# Start of Provided data
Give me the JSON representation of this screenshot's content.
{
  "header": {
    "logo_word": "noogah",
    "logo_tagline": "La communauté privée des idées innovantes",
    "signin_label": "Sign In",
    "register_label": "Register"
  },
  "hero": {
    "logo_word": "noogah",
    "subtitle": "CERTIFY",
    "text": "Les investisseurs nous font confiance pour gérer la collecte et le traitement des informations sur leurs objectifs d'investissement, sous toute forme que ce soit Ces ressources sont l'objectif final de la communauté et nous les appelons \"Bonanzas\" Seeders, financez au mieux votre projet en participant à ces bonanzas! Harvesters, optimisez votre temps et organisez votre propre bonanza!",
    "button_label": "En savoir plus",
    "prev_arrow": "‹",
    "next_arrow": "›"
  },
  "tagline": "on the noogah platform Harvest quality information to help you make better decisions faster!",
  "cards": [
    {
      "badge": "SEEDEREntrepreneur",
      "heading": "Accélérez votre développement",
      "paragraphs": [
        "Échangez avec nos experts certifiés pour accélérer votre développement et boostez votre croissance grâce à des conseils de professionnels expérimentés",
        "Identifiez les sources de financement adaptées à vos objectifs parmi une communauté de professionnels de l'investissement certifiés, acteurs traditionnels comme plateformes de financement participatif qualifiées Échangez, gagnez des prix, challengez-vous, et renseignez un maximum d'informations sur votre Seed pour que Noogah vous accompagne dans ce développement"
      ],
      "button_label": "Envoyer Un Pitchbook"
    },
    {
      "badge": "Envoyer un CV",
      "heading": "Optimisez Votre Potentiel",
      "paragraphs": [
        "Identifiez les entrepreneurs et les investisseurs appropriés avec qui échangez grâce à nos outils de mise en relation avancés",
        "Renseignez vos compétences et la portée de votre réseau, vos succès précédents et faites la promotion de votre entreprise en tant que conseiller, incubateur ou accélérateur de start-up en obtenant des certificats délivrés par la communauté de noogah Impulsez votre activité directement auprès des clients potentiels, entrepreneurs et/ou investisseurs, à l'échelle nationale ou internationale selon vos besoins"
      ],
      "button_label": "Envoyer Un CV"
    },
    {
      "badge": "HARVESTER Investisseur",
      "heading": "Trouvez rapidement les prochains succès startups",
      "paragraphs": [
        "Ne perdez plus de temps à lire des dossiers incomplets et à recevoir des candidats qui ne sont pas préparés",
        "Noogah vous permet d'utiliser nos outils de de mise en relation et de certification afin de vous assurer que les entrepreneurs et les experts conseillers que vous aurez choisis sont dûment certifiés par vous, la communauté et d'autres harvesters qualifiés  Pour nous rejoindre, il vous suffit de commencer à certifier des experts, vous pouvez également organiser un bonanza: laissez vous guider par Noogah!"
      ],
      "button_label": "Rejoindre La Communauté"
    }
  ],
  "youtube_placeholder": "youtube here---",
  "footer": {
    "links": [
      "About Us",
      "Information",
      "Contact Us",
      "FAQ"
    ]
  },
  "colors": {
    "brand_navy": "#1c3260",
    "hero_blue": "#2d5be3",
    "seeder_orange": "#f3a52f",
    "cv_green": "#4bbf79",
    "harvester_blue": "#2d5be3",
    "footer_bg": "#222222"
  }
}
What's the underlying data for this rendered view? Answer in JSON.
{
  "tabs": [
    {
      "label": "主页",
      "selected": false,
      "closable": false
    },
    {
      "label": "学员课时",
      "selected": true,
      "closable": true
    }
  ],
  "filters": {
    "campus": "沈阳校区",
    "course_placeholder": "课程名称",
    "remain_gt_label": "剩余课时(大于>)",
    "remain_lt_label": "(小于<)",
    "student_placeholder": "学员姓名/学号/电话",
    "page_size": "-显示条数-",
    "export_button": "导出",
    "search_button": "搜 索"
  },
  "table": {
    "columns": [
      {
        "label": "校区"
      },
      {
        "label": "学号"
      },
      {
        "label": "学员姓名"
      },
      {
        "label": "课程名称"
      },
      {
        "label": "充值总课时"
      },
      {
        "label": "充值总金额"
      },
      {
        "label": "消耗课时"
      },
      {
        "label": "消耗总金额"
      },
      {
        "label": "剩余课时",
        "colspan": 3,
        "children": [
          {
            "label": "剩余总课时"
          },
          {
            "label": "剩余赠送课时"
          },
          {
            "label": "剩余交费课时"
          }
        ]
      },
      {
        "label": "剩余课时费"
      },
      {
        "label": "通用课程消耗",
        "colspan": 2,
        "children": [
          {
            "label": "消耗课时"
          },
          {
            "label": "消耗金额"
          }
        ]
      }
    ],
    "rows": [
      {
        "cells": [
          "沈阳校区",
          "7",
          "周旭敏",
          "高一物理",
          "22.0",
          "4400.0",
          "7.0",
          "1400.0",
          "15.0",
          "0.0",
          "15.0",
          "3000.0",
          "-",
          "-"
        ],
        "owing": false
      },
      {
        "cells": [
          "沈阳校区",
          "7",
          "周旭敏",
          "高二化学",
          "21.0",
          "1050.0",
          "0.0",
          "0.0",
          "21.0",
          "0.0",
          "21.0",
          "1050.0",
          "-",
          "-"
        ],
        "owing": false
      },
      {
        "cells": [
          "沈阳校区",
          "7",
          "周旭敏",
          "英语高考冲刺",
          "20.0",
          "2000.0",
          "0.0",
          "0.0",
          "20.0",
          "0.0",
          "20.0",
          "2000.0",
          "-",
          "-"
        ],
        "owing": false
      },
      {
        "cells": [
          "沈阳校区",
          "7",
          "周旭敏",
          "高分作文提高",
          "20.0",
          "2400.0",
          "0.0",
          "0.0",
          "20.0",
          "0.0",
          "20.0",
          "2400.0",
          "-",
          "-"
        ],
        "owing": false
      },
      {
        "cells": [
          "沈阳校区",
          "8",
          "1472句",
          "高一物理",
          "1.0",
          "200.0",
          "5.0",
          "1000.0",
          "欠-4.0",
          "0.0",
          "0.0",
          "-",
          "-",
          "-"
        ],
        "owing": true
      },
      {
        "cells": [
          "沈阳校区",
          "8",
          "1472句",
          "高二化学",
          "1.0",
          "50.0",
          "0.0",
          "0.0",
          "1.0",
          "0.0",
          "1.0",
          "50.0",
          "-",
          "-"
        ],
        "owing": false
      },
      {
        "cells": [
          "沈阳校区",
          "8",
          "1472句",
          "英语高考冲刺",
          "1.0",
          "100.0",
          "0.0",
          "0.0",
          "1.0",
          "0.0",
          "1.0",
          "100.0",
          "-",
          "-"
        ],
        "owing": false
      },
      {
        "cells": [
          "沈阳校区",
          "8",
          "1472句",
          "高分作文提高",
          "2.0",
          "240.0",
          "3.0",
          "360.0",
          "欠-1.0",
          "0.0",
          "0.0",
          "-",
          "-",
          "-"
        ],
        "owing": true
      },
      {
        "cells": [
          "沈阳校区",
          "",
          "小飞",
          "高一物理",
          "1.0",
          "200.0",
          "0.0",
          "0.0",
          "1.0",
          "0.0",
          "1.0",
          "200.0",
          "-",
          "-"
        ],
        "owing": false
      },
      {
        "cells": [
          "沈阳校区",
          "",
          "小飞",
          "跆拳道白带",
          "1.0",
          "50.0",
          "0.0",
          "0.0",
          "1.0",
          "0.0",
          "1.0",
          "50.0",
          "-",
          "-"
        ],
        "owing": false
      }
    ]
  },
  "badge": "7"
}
# End of Provided data
Requirements:
All of the entries must be written out exactly as they stand.

Written answer:
Give me the JSON representation of this screenshot's content.
{
  "header": {
    "logo_word": "noogah",
    "logo_tagline": "La communauté privée des idées innovantes",
    "signin_label": "Sign In",
    "register_label": "Register"
  },
  "hero": {
    "logo_word": "noogah",
    "subtitle": "CERTIFY",
    "text": "Les investisseurs nous font confiance pour gérer la collecte et le traitement des informations sur leurs objectifs d'investissement, sous toute forme que ce soit Ces ressources sont l'objectif final de la communauté et nous les appelons \"Bonanzas\" Seeders, financez au mieux votre projet en participant à ces bonanzas! Harvesters, optimisez votre temps et organisez votre propre bonanza!",
    "button_label": "En savoir plus",
    "prev_arrow": "‹",
    "next_arrow": "›"
  },
  "tagline": "on the noogah platform Harvest quality information to help you make better decisions faster!",
  "cards": [
    {
      "badge": "SEEDEREntrepreneur",
      "heading": "Accélérez votre développement",
      "paragraphs": [
        "Échangez avec nos experts certifiés pour accélérer votre développement et boostez votre croissance grâce à des conseils de professionnels expérimentés",
        "Identifiez les sources de financement adaptées à vos objectifs parmi une communauté de professionnels de l'investissement certifiés, acteurs traditionnels comme plateformes de financement participatif qualifiées Échangez, gagnez des prix, challengez-vous, et renseignez un maximum d'informations sur votre Seed pour que Noogah vous accompagne dans ce développement"
      ],
      "button_label": "Envoyer Un Pitchbook"
    },
    {
      "badge": "Envoyer un CV",
      "heading": "Optimisez Votre Potentiel",
      "paragraphs": [
        "Identifiez les entrepreneurs et les investisseurs appropriés avec qui échangez grâce à nos outils de mise en relation avancés",
        "Renseignez vos compétences et la portée de votre réseau, vos succès précédents et faites la promotion de votre entreprise en tant que conseiller, incubateur ou accélérateur de start-up en obtenant des certificats délivrés par la communauté de noogah Impulsez votre activité directement auprès des clients potentiels, entrepreneurs et/ou investisseurs, à l'échelle nationale ou internationale selon vos besoins"
      ],
      "button_label": "Envoyer Un CV"
    },
    {
      "badge": "HARVESTER Investisseur",
      "heading": "Trouvez rapidement les prochains succès startups",
      "paragraphs": [
        "Ne perdez plus de temps à lire des dossiers incomplets et à recevoir des candidats qui ne sont pas préparés",
        "Noogah vous permet d'utiliser nos outils de de mise en relation et de certification afin de vous assurer que les entrepreneurs et les experts conseillers que vous aurez choisis sont dûment certifiés par vous, la communauté et d'autres harvesters qualifiés  Pour nous rejoindre, il vous suffit de commencer à certifier des experts, vous pouvez également organiser un bonanza: laissez vous guider par Noogah!"
      ],
      "button_label": "Rejoindre La Communauté"
    }
  ],
  "youtube_placeholder": "youtube here---",
  "footer": {
    "links": [
      "About Us",
      "Information",
      "Contact Us",
      "FAQ"
    ]
  },
  "colors": {
    "brand_navy": "#1c3260",
    "hero_blue": "#2d5be3",
    "seeder_orange": "#f3a52f",
    "cv_green": "#4bbf79",
    "harvester_blue": "#2d5be3",
    "footer_bg": "#222222"
  }
}
What's the underlying data for this rendered view? Answer in JSON.
{
  "tabs": [
    {
      "label": "主页",
      "selected": false,
      "closable": false
    },
    {
      "label": "学员课时",
      "selected": true,
      "closable": true
    }
  ],
  "filters": {
    "campus": "沈阳校区",
    "course_placeholder": "课程名称",
    "remain_gt_label": "剩余课时(大于>)",
    "remain_lt_label": "(小于<)",
    "student_placeholder": "学员姓名/学号/电话",
    "page_size": "-显示条数-",
    "export_button": "导出",
    "search_button": "搜 索"
  },
  "table": {
    "columns": [
      {
        "label": "校区"
      },
      {
        "label": "学号"
      },
      {
        "label": "学员姓名"
      },
      {
        "label": "课程名称"
      },
      {
        "label": "充值总课时"
      },
      {
        "label": "充值总金额"
      },
      {
        "label": "消耗课时"
      },
      {
        "label": "消耗总金额"
      },
      {
        "label": "剩余课时",
        "colspan": 3,
        "children": [
          {
            "label": "剩余总课时"
          },
          {
            "label": "剩余赠送课时"
          },
          {
            "label": "剩余交费课时"
          }
        ]
      },
      {
        "label": "剩余课时费"
      },
      {
        "label": "通用课程消耗",
        "colspan": 2,
        "children": [
          {
            "label": "消耗课时"
          },
          {
            "label": "消耗金额"
          }
        ]
      }
    ],
    "rows": [
      {
        "cells": [
          "沈阳校区",
          "7",
          "周旭敏",
          "高一物理",
          "22.0",
          "4400.0",
          "7.0",
          "1400.0",
          "15.0",
          "0.0",
          "15.0",
          "3000.0",
          "-",
          "-"
        ],
        "owing": false
      },
      {
        "cells": [
          "沈阳校区",
          "7",
          "周旭敏",
          "高二化学",
          "21.0",
          "1050.0",
          "0.0",
          "0.0",
          "21.0",
          "0.0",
          "21.0",
          "1050.0",
          "-",
          "-"
        ],
        "owing": false
      },
      {
        "cells": [
          "沈阳校区",
          "7",
          "周旭敏",
          "英语高考冲刺",
          "20.0",
          "2000.0",
          "0.0",
          "0.0",
          "20.0",
          "0.0",
          "20.0",
          "2000.0",
          "-",
          "-"
        ],
        "owing": false
      },
      {
        "cells": [
          "沈阳校区",
          "7",
          "周旭敏",
          "高分作文提高",
          "20.0",
          "2400.0",
          "0.0",
          "0.0",
          "20.0",
          "0.0",
          "20.0",
          "2400.0",
          "-",
          "-"
        ],
        "owing": false
      },
      {
        "cells": [
          "沈阳校区",
          "8",
          "1472句",
          "高一物理",
          "1.0",
          "200.0",
          "5.0",
          "1000.0",
          "欠-4.0",
          "0.0",
          "0.0",
          "-",
          "-",
          "-"
        ],
        "owing": true
      },
      {
        "cells": [
          "沈阳校区",
          "8",
          "1472句",
          "高二化学",
          "1.0",
          "50.0",
          "0.0",
          "0.0",
          "1.0",
          "0.0",
          "1.0",
          "50.0",
          "-",
          "-"
        ],
        "owing": false
      },
      {
        "cells": [
          "沈阳校区",
          "8",
          "1472句",
          "英语高考冲刺",
          "1.0",
          "100.0",
          "0.0",
          "0.0",
          "1.0",
          "0.0",
          "1.0",
          "100.0",
          "-",
          "-"
        ],
        "owing": false
      },
      {
        "cells": [
          "沈阳校区",
          "8",
          "1472句",
          "高分作文提高",
          "2.0",
          "240.0",
          "3.0",
          "360.0",
          "欠-1.0",
          "0.0",
          "0.0",
          "-",
          "-",
          "-"
        ],
        "owing": true
      },
      {
        "cells": [
          "沈阳校区",
          "",
          "小飞",
          "高一物理",
          "1.0",
          "200.0",
          "0.0",
          "0.0",
          "1.0",
          "0.0",
          "1.0",
          "200.0",
          "-",
          "-"
        ],
        "owing": false
      },
      {
        "cells": [
          "沈阳校区",
          "",
          "小飞",
          "跆拳道白带",
          "1.0",
          "50.0",
          "0.0",
          "0.0",
          "1.0",
          "0.0",
          "1.0",
          "50.0",
          "-",
          "-"
        ],
        "owing": false
      }
    ]
  },
  "badge": "7"
}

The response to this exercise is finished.